Task:
Every line that contains "Duyk" counts once; give the total number of such lines, with no other words.

Source data:
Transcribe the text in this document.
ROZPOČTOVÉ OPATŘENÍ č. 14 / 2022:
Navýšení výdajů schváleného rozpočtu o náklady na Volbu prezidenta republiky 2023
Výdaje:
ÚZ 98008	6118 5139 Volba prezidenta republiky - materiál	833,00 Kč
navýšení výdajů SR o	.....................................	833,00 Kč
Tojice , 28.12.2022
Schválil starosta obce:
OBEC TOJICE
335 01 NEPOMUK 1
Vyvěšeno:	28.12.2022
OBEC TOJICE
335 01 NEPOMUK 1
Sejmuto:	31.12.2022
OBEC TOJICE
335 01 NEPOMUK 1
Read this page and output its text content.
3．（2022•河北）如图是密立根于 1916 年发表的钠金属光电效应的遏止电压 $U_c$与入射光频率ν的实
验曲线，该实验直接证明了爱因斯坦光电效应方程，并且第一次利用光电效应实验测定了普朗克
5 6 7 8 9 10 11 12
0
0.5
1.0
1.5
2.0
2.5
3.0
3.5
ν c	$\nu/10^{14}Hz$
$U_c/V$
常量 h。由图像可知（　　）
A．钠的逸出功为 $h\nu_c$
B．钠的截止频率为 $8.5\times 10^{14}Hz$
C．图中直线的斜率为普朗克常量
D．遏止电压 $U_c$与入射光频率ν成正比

==

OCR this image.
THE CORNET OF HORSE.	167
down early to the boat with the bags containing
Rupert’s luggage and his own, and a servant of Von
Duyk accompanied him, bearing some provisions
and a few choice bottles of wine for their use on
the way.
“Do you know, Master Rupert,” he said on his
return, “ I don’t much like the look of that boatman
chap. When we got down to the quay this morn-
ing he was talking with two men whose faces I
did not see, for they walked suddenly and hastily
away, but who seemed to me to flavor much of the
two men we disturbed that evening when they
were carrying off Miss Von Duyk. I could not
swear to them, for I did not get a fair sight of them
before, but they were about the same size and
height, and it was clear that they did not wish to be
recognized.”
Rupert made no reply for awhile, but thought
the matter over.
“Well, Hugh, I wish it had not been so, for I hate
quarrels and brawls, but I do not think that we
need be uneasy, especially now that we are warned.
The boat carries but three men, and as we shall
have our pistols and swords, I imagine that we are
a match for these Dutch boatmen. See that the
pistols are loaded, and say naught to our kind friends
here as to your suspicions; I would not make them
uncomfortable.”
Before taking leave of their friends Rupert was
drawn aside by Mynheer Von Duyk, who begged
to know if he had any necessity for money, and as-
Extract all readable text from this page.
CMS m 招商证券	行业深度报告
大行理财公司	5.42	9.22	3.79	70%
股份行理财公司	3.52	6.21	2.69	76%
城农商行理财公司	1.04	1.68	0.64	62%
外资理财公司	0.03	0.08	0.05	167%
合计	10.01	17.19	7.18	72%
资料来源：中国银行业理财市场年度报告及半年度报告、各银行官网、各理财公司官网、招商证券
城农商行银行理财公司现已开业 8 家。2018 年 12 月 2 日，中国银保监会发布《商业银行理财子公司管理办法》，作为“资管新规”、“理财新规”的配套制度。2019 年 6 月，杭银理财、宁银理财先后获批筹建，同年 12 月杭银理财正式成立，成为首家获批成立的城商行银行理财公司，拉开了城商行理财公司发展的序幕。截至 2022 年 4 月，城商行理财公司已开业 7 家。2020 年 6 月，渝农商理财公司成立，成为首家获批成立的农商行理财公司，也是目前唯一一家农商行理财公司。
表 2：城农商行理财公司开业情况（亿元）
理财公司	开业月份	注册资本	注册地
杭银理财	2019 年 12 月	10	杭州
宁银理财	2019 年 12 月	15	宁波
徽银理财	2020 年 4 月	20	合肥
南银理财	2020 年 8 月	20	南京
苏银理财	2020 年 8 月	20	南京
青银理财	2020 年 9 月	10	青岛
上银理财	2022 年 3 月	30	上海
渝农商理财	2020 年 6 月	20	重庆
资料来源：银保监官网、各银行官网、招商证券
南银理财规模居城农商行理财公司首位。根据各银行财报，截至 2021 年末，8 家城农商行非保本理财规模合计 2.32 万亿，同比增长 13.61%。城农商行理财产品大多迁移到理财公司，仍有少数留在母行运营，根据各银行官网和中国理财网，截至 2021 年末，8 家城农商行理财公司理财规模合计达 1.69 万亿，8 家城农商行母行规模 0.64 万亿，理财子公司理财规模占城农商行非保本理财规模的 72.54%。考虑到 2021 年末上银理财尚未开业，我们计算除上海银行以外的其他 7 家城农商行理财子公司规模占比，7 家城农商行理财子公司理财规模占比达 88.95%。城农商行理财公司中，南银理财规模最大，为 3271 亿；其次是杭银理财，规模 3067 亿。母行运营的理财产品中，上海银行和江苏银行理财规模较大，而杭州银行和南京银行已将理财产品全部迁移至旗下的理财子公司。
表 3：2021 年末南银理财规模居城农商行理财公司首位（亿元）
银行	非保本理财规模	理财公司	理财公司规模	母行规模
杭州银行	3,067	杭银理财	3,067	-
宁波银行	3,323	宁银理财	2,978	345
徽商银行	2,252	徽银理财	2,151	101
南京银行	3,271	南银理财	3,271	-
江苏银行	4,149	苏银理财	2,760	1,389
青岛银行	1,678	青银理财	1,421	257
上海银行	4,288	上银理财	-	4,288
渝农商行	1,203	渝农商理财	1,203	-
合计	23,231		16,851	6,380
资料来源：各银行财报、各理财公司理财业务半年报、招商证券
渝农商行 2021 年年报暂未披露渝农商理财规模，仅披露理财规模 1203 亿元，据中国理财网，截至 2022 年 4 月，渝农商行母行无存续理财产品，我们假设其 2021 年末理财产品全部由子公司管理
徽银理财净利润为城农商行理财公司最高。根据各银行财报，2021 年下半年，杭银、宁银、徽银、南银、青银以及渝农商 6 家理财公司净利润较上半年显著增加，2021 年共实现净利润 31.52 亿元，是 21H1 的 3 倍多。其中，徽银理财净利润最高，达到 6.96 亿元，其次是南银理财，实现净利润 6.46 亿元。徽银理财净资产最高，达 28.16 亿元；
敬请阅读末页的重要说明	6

Exercise output:
3